It is up to Intel and AMD to provide similar experiences.
[1] https://www.techpowerup.com/gpu-specs/radeon-instinct-mi210.... [2] https://www.techpowerup.com/gpu-specs/rtx-a6000.c3686
Note that the comparisons between the two cards (MI210 and A6000) are being made for high throughput workloads, and in this regime the performance is compute bound. So as long as the memory bandwidth is decent (as it is for GDDR6 with 768.0 GB/s) the lower memory bandwidth is not the main bottleneck. There are also other architectural differences so any comparison will ultimately be imperfect, but we found A6000 to be the closest match for the workloads that we cared about (ie high throughput workloads at reasonable latencies).
Also worth noting that there are still more stack optimizations on the table, which again can shift the bottleneck between compute and memory. In those cases it might makes sense to compare with another card with matched memory bandwidth.
paul @ mk1
[0] https://news.ycombinator.com/item?id=37016413
https://aws.amazon.com/marketplace/seller-profile?id=seller-...

◇ ◇ ◇ ◇

Copy word for word the part of the passage on comparing the MI210 and A6000 cards between "Also worth noting" and "matched memory bandwidth.", inclusive.

Stored items
◇ ◇ ◇ ◇

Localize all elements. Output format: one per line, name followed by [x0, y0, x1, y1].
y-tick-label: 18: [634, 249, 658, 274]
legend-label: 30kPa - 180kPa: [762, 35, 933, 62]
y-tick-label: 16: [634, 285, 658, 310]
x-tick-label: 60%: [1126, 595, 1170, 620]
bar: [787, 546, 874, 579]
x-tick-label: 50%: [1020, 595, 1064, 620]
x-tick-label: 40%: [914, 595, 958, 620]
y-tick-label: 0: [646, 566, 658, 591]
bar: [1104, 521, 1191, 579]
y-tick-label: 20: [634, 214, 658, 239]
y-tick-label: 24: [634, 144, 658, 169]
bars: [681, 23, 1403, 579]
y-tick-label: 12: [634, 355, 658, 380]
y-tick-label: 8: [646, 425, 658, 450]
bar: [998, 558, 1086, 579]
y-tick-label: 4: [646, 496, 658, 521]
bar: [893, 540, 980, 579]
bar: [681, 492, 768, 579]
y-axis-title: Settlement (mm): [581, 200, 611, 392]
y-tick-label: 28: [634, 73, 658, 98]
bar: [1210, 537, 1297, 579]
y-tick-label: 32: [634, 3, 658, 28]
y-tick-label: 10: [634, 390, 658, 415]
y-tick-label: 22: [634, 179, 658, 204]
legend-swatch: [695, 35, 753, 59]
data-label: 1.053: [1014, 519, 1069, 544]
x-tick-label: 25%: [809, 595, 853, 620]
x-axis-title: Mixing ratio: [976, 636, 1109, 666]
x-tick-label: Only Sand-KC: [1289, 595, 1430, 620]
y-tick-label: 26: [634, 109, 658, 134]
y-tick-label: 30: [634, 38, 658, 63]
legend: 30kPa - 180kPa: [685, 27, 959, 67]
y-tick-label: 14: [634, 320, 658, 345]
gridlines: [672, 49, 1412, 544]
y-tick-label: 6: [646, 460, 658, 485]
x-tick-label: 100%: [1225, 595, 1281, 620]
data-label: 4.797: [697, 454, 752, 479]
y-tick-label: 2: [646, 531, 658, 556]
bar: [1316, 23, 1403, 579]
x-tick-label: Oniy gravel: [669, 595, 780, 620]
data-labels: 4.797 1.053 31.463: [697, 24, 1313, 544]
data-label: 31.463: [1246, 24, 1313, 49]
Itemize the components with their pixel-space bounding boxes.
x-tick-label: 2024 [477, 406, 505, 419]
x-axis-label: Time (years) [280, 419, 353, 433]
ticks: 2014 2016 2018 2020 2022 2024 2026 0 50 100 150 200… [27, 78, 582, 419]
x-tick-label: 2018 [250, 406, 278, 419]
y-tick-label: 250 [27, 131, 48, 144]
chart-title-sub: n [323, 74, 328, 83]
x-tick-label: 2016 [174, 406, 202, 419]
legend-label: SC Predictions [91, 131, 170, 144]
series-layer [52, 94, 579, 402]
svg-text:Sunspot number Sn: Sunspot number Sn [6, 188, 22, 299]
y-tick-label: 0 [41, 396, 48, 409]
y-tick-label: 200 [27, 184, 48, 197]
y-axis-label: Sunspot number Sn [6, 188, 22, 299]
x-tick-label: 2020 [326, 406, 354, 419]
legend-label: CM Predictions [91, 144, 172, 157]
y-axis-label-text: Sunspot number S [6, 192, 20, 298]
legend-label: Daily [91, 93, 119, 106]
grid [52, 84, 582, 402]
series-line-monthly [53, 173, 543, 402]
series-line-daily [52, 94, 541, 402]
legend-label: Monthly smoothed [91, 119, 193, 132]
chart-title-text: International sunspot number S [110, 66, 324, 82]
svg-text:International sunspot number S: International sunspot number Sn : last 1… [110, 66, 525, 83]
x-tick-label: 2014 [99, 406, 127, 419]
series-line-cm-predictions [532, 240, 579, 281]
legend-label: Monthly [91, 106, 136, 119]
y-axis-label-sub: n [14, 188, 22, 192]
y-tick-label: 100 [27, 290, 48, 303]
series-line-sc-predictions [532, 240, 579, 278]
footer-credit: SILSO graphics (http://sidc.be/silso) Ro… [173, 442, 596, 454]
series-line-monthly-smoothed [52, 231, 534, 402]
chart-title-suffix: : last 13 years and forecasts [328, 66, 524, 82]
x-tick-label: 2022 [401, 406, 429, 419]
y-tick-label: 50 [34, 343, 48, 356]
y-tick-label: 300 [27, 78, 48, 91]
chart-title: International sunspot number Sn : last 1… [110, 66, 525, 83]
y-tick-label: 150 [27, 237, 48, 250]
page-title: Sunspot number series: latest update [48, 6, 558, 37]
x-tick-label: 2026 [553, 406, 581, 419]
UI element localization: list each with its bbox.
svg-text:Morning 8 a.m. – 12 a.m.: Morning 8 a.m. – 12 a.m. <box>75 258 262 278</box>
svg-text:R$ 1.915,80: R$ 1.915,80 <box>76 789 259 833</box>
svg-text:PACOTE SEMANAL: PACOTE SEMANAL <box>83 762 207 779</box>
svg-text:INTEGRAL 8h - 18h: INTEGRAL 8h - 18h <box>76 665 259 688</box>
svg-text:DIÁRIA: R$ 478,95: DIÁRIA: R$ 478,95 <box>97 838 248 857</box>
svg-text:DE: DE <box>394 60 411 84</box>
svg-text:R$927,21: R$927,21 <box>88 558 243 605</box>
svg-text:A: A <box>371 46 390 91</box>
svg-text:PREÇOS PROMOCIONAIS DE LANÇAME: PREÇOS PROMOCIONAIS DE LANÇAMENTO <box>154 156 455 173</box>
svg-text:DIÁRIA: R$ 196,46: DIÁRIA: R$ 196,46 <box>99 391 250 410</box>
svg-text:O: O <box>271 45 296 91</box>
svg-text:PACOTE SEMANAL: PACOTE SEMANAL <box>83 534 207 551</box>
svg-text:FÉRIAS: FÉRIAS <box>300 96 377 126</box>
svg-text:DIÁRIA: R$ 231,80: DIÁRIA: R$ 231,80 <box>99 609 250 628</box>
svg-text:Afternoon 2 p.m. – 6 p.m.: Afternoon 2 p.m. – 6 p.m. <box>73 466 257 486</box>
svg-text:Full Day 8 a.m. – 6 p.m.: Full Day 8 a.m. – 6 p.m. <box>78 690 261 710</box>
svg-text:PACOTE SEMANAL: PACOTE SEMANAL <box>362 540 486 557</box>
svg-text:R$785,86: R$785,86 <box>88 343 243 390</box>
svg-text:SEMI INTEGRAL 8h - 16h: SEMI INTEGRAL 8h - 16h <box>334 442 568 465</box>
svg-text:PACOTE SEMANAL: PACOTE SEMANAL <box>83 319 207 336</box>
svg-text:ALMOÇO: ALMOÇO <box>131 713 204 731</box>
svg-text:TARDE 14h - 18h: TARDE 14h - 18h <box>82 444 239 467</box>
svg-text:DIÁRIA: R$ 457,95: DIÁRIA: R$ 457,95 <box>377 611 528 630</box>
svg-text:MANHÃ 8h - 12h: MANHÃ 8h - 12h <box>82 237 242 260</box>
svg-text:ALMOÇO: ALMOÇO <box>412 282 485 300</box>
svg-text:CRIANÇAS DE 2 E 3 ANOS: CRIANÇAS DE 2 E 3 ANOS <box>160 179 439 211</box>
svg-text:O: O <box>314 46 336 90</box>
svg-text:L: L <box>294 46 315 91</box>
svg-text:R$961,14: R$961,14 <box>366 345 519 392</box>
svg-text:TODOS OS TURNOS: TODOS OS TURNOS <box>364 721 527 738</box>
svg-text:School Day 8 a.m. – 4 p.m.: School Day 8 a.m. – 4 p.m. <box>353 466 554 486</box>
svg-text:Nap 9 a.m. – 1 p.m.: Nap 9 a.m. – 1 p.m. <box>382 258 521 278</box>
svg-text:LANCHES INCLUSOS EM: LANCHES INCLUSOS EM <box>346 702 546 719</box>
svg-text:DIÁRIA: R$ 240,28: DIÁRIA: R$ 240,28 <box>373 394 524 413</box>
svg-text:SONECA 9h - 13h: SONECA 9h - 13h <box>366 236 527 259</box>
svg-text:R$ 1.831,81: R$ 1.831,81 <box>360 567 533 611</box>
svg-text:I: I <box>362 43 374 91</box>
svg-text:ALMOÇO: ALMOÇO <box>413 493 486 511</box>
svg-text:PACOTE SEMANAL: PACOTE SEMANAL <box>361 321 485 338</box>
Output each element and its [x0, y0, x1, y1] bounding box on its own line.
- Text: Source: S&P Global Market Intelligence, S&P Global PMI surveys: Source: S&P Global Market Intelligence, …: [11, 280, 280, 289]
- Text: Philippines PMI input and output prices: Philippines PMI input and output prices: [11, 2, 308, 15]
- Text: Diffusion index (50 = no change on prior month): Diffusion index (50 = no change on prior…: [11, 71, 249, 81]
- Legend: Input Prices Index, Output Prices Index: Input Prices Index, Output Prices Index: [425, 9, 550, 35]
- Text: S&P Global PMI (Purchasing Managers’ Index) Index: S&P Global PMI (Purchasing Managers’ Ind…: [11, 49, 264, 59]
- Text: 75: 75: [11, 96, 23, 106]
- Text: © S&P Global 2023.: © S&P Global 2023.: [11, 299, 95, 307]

◇ ◇ ◇ ◇

▶ [ANSWER FOR THE TASK]:
Also worth noting that there are still more stack optimizations on the table, which again can shift the bottleneck between compute and memory. In those cases it might makes sense to compare with another card with matched memory bandwidth.